Quote the whole listing verbatim.

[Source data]

------------------------------------------------

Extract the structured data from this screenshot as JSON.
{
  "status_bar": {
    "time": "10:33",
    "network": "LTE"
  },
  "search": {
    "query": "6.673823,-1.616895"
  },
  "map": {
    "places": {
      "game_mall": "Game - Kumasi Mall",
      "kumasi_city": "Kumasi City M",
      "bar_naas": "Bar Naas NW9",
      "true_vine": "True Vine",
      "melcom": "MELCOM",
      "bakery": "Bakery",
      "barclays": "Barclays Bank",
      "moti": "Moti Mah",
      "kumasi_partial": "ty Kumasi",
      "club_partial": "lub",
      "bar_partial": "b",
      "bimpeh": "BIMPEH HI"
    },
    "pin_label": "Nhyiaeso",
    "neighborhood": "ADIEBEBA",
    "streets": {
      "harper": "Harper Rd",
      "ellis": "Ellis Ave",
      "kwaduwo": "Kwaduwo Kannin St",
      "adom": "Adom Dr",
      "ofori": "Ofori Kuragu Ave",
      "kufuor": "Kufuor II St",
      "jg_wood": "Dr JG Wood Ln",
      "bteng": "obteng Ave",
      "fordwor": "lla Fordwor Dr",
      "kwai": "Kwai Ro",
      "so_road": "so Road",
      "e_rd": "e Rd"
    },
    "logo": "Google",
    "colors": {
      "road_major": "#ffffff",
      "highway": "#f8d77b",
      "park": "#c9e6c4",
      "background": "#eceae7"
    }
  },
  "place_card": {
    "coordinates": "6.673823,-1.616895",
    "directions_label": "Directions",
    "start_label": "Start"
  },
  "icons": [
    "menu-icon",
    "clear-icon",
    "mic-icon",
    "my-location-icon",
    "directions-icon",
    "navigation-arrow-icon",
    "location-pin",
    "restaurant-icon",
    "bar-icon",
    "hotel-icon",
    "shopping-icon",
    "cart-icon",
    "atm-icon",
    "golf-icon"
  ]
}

------------------------------------------------

• _TASK RESPONSE_:
Extract the structured data from this screenshot as JSON.
{
  "status_bar": {
    "time": "10:33",
    "network": "LTE"
  },
  "search": {
    "query": "6.673823,-1.616895"
  },
  "map": {
    "places": {
      "game_mall": "Game - Kumasi Mall",
      "kumasi_city": "Kumasi City M",
      "bar_naas": "Bar Naas NW9",
      "true_vine": "True Vine",
      "melcom": "MELCOM",
      "bakery": "Bakery",
      "barclays": "Barclays Bank",
      "moti": "Moti Mah",
      "kumasi_partial": "ty Kumasi",
      "club_partial": "lub",
      "bar_partial": "b",
      "bimpeh": "BIMPEH HI"
    },
    "pin_label": "Nhyiaeso",
    "neighborhood": "ADIEBEBA",
    "streets": {
      "harper": "Harper Rd",
      "ellis": "Ellis Ave",
      "kwaduwo": "Kwaduwo Kannin St",
      "adom": "Adom Dr",
      "ofori": "Ofori Kuragu Ave",
      "kufuor": "Kufuor II St",
      "jg_wood": "Dr JG Wood Ln",
      "bteng": "obteng Ave",
      "fordwor": "lla Fordwor Dr",
      "kwai": "Kwai Ro",
      "so_road": "so Road",
      "e_rd": "e Rd"
    },
    "logo": "Google",
    "colors": {
      "road_major": "#ffffff",
      "highway": "#f8d77b",
      "park": "#c9e6c4",
      "background": "#eceae7"
    }
  },
  "place_card": {
    "coordinates": "6.673823,-1.616895",
    "directions_label": "Directions",
    "start_label": "Start"
  },
  "icons": [
    "menu-icon",
    "clear-icon",
    "mic-icon",
    "my-location-icon",
    "directions-icon",
    "navigation-arrow-icon",
    "location-pin",
    "restaurant-icon",
    "bar-icon",
    "hotel-icon",
    "shopping-icon",
    "cart-icon",
    "atm-icon",
    "golf-icon"
  ]
}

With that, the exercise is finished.